**Given request 1:** Reproduce the listing unchanged, from its first line through the line holding "x-tick-label: HG6: [490, 582, 530, 604]", inclusive.

**Given text:**
[Begin]

This course is a two-semester introduction to the foundations of algebraic geometry in the language of schemes, along with techniques, examples and applications. The theory of schemes was developed by Alexander Grothendieck and collaborators in the 1960's. It has come to be universally accepted as a flexible and powerful replacement for more limited and unwieldy foundational systems previously used in algebraic geometry.
In the lectures I will give a fairly self-contained presentation of the basic concepts and main results in the subject. The fall term and the first part of the spring will mostly be devoted to setting up foundations. We will turn to applications in the later part of the spring term.
My main goal is to impart a working knowledge of algebraic geometry and some intuition for it. I will try to concentrate on what makes scheme theory 'geometric,' taking a good deal of time, for instance, to explain the precise sense in which classical varieties over an algebraically closed field k can be identified with reduced schemes locally of finite type over k. I will also try to include lots of examples. Often I will just outline the proofs of theorems, although I will sometimes give more detail when something about a proof is conceptually illuminating, or when the reference texts give proofs that I don't like.
In many ways, the most lucid exposition of scheme theory is still Grothedieck's Éléments de géométrie algébrique (EGA), along with various volumes of the Séminaire de Géométrie Algébrique (SGA) for more advanced material. The main problem for English-speaking students is that these are mostly only available in French.
The reference texts for this class will be English language synopses of results from EGA, which I will post on this page as needed, and Ravi Vakil's lecture notes The Rising Sea: Foundations Of Algebraic Geometry. Some other useful references are listed below. I don't plan to follow any of the texts very closely. I will be presenting much of the material in the lectures in my own way.
To follow this class you will need a good grounding in commutative algebra, equivalent to Math 250A and parts of 250B. I will, however, review various results from commutative algebra as we need them.

[End]

**Input material:**

[Begin]

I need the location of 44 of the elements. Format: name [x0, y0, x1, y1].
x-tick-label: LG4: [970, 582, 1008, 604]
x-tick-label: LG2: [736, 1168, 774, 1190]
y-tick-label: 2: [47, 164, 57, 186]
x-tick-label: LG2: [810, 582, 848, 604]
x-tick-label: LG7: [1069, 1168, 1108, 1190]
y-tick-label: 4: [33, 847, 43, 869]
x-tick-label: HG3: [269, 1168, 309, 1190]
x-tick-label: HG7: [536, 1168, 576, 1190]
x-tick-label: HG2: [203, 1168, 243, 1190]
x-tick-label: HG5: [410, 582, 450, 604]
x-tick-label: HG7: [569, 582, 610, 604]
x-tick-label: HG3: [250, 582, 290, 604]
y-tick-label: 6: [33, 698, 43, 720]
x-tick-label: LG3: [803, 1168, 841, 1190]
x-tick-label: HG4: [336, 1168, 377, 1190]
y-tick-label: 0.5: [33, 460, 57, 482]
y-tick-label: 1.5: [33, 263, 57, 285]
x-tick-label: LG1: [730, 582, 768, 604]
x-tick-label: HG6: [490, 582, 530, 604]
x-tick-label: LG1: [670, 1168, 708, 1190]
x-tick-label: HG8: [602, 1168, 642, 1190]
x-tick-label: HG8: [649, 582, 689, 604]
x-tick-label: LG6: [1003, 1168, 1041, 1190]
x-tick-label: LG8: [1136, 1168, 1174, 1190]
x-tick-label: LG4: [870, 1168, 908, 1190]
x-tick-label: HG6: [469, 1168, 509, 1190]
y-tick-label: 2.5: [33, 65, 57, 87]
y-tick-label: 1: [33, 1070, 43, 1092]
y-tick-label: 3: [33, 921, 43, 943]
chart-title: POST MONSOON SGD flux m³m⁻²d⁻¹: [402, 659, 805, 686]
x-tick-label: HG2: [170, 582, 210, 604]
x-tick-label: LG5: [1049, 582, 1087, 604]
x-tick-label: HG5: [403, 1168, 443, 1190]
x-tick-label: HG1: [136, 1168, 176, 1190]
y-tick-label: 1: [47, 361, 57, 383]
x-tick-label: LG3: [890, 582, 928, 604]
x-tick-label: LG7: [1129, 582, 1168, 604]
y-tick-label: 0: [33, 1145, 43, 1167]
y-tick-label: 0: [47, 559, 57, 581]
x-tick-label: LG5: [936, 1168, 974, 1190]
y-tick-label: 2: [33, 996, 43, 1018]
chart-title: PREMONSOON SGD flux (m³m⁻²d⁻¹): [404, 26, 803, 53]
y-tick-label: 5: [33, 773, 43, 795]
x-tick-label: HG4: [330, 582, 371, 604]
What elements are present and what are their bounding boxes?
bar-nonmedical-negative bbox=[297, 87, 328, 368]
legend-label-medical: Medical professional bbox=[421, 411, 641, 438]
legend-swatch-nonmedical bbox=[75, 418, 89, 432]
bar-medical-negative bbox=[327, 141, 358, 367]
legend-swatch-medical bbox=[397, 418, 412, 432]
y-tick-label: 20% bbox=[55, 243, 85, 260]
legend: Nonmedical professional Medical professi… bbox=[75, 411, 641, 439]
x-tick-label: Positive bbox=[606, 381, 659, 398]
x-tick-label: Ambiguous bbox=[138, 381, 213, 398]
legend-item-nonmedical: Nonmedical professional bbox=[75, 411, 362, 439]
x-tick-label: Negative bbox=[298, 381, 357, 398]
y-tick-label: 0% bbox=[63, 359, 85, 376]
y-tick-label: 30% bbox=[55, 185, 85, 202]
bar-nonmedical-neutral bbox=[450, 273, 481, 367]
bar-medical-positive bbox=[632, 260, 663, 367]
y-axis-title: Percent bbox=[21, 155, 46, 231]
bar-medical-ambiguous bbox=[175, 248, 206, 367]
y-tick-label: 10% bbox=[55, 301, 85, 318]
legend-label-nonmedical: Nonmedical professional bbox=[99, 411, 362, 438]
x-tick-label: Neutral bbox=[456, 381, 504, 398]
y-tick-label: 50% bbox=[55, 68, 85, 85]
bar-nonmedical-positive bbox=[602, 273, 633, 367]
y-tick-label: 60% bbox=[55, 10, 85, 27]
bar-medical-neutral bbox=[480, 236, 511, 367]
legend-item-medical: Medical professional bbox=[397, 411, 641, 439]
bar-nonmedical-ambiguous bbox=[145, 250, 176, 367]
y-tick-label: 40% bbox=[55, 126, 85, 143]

[End]

**Given request 2:** Using the course description, decide whether each statement agrees with it. Answer yes or no for each, and quote the words of the description that decide it. (a) The theory of schemes was developed in the 1960's. (b) The lecturer intends to follow Vakil's notes closely. (c) The fall term will focus on applications.

**Complete answer 1:**
I need the location of 44 of the elements. Format: name [x0, y0, x1, y1].
x-tick-label: LG4: [970, 582, 1008, 604]
x-tick-label: LG2: [736, 1168, 774, 1190]
y-tick-label: 2: [47, 164, 57, 186]
x-tick-label: LG2: [810, 582, 848, 604]
x-tick-label: LG7: [1069, 1168, 1108, 1190]
y-tick-label: 4: [33, 847, 43, 869]
x-tick-label: HG3: [269, 1168, 309, 1190]
x-tick-label: HG7: [536, 1168, 576, 1190]
x-tick-label: HG2: [203, 1168, 243, 1190]
x-tick-label: HG5: [410, 582, 450, 604]
x-tick-label: HG7: [569, 582, 610, 604]
x-tick-label: HG3: [250, 582, 290, 604]
y-tick-label: 6: [33, 698, 43, 720]
x-tick-label: LG3: [803, 1168, 841, 1190]
x-tick-label: HG4: [336, 1168, 377, 1190]
y-tick-label: 0.5: [33, 460, 57, 482]
y-tick-label: 1.5: [33, 263, 57, 285]
x-tick-label: LG1: [730, 582, 768, 604]
x-tick-label: HG6: [490, 582, 530, 604]

**Complete answer 2:**
(a) Yes: "The theory of schemes was developed by Alexander Grothendieck and collaborators in the 1960's."
(b) No: "I don't plan to follow any of the texts very closely."
(c) No: "The fall term and the first part of the spring will mostly be devoted to setting up foundations."